• [THE EXERCISE]
Copy out all lines of the records in which the word "first" appears.

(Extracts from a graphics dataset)
_ _ _
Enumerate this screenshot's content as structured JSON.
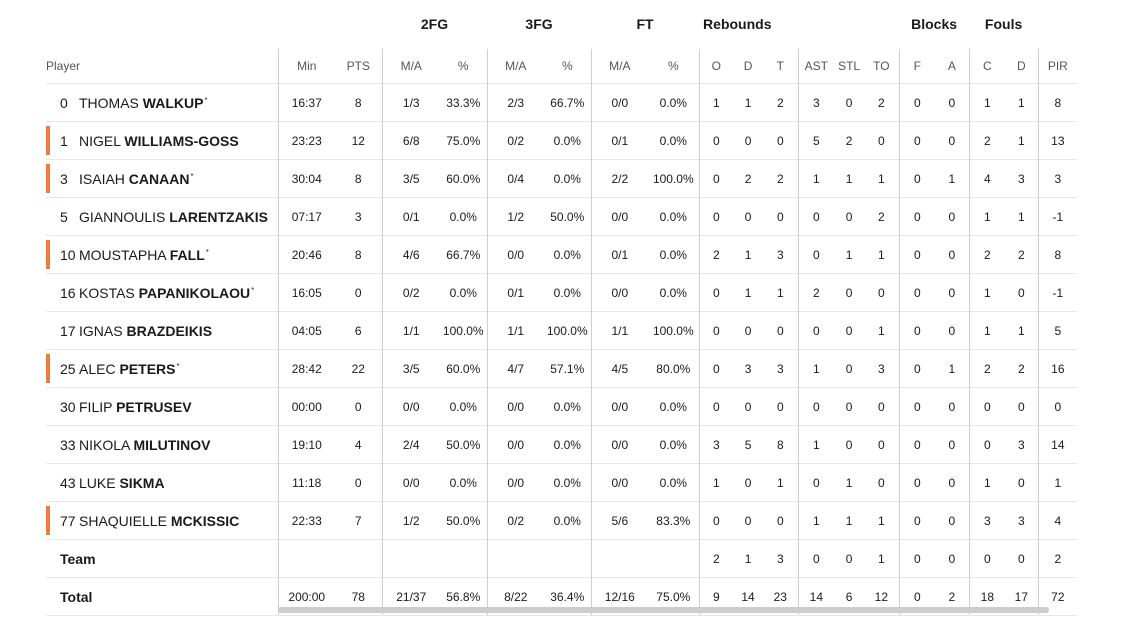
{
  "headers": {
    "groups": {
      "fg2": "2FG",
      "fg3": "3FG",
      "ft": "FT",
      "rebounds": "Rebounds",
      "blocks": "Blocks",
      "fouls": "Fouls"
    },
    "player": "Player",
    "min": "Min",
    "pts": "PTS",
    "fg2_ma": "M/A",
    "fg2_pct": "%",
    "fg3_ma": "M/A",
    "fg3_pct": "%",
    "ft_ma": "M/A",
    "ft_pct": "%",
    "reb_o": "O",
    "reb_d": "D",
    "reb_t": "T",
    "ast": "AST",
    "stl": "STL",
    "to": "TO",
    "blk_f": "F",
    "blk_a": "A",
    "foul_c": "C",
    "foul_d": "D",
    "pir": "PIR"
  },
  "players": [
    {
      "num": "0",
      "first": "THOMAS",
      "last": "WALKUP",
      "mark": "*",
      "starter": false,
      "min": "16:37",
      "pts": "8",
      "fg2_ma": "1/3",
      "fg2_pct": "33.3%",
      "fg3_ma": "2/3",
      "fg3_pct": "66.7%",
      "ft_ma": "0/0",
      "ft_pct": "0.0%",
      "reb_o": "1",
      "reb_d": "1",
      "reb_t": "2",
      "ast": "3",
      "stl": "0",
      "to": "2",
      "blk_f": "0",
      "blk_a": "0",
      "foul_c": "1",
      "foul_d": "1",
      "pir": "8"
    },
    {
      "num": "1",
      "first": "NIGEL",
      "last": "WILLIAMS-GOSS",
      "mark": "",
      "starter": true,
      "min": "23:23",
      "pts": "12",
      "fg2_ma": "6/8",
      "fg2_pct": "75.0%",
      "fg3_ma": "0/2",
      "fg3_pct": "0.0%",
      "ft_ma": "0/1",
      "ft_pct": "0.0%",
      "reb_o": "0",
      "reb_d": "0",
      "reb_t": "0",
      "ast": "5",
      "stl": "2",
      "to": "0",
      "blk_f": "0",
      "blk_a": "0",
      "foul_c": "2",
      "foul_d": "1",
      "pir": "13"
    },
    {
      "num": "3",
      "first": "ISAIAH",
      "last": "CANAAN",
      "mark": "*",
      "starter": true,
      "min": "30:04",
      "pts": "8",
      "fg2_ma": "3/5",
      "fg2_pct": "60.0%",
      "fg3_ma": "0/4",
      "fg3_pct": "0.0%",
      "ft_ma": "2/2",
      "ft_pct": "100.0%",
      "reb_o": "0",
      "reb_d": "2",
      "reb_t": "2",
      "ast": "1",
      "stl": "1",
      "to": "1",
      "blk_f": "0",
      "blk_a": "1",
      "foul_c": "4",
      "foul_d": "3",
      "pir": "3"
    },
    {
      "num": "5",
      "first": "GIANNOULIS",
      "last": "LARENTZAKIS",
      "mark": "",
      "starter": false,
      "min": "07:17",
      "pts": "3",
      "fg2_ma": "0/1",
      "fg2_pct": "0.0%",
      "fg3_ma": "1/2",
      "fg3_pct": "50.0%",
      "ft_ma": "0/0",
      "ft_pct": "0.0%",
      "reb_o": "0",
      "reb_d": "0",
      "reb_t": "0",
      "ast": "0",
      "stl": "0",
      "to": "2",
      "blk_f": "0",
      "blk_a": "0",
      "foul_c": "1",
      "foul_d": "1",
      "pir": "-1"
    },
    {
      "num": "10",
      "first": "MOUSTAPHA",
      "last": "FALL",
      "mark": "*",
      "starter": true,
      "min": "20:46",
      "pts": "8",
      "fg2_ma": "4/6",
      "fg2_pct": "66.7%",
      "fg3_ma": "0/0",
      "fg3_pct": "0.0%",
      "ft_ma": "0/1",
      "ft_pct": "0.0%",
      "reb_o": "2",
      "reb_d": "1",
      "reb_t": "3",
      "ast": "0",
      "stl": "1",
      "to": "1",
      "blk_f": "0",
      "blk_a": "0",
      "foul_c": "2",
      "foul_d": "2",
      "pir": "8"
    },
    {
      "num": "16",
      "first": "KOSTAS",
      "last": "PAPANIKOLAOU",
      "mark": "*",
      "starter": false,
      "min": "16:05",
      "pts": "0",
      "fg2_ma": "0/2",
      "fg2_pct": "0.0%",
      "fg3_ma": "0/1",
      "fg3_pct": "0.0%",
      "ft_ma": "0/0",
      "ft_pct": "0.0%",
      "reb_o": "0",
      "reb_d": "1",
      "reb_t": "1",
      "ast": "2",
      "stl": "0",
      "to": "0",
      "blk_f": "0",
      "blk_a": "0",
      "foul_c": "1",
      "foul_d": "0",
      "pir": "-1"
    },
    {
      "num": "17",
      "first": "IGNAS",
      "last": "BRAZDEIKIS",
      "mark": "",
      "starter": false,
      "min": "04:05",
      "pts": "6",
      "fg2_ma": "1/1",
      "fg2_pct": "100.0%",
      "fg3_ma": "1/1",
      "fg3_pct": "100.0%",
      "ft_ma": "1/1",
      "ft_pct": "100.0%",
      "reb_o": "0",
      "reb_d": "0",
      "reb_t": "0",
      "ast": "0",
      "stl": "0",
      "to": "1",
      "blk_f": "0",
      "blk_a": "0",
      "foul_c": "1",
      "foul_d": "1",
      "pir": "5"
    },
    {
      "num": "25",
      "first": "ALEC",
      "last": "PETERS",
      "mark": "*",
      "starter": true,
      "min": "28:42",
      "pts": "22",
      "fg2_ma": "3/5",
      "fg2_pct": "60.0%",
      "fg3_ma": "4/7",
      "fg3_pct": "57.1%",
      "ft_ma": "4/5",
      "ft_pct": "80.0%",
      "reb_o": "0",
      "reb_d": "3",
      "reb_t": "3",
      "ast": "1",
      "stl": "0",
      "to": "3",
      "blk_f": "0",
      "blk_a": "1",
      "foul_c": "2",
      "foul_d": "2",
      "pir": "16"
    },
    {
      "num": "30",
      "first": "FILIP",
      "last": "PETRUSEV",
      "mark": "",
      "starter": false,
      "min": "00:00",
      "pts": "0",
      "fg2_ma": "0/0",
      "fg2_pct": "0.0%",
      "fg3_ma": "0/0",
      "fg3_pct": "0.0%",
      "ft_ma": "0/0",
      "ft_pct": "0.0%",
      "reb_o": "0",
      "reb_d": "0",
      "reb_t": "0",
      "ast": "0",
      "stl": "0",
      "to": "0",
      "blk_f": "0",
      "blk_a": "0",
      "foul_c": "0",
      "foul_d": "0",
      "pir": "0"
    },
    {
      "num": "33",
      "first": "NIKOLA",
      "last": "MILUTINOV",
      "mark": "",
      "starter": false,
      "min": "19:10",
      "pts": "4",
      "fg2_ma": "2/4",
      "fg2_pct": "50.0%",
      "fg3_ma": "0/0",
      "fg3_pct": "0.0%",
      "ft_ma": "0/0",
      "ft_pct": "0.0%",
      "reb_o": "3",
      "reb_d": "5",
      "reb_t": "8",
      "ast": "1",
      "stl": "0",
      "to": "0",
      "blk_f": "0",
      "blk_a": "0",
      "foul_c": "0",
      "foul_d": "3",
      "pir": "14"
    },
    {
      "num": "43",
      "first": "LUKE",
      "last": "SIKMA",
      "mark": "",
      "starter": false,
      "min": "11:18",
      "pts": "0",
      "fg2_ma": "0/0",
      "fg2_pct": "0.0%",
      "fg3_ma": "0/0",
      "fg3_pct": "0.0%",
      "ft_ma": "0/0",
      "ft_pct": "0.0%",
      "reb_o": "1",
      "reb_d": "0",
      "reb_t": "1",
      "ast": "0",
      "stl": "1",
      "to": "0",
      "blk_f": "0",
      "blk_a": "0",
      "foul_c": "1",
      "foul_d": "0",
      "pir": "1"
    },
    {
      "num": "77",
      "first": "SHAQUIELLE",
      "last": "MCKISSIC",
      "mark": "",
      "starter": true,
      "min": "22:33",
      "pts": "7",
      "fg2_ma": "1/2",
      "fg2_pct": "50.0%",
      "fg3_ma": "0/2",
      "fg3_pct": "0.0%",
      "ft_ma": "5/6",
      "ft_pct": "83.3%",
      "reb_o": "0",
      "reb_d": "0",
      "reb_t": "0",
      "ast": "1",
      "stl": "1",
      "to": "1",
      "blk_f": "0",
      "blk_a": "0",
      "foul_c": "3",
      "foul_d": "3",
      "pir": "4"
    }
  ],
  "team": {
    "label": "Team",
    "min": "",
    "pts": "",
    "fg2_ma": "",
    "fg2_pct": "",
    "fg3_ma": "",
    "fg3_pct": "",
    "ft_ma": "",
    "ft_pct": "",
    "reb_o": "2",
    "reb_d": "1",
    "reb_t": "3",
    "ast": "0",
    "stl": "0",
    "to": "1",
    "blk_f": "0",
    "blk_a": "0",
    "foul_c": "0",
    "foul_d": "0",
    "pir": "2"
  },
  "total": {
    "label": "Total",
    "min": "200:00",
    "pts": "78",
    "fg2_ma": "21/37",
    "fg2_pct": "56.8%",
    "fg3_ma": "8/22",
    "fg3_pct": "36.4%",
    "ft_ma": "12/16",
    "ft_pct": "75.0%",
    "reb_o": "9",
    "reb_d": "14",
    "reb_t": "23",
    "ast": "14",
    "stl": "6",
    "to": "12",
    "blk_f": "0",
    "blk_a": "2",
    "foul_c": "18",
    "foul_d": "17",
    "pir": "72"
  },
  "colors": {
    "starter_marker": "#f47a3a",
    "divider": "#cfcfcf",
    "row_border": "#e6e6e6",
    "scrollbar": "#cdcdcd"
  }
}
_ _ _
• [SOLUTION TO THE PROBLEM]
      "first": "THOMAS",
      "first": "NIGEL",
      "first": "ISAIAH",
      "first": "GIANNOULIS",
      "first": "MOUSTAPHA",
      "first": "KOSTAS",
      "first": "IGNAS",
      "first": "ALEC",
      "first": "FILIP",
      "first": "NIKOLA",
      "first": "LUKE",
      "first": "SHAQUIELLE",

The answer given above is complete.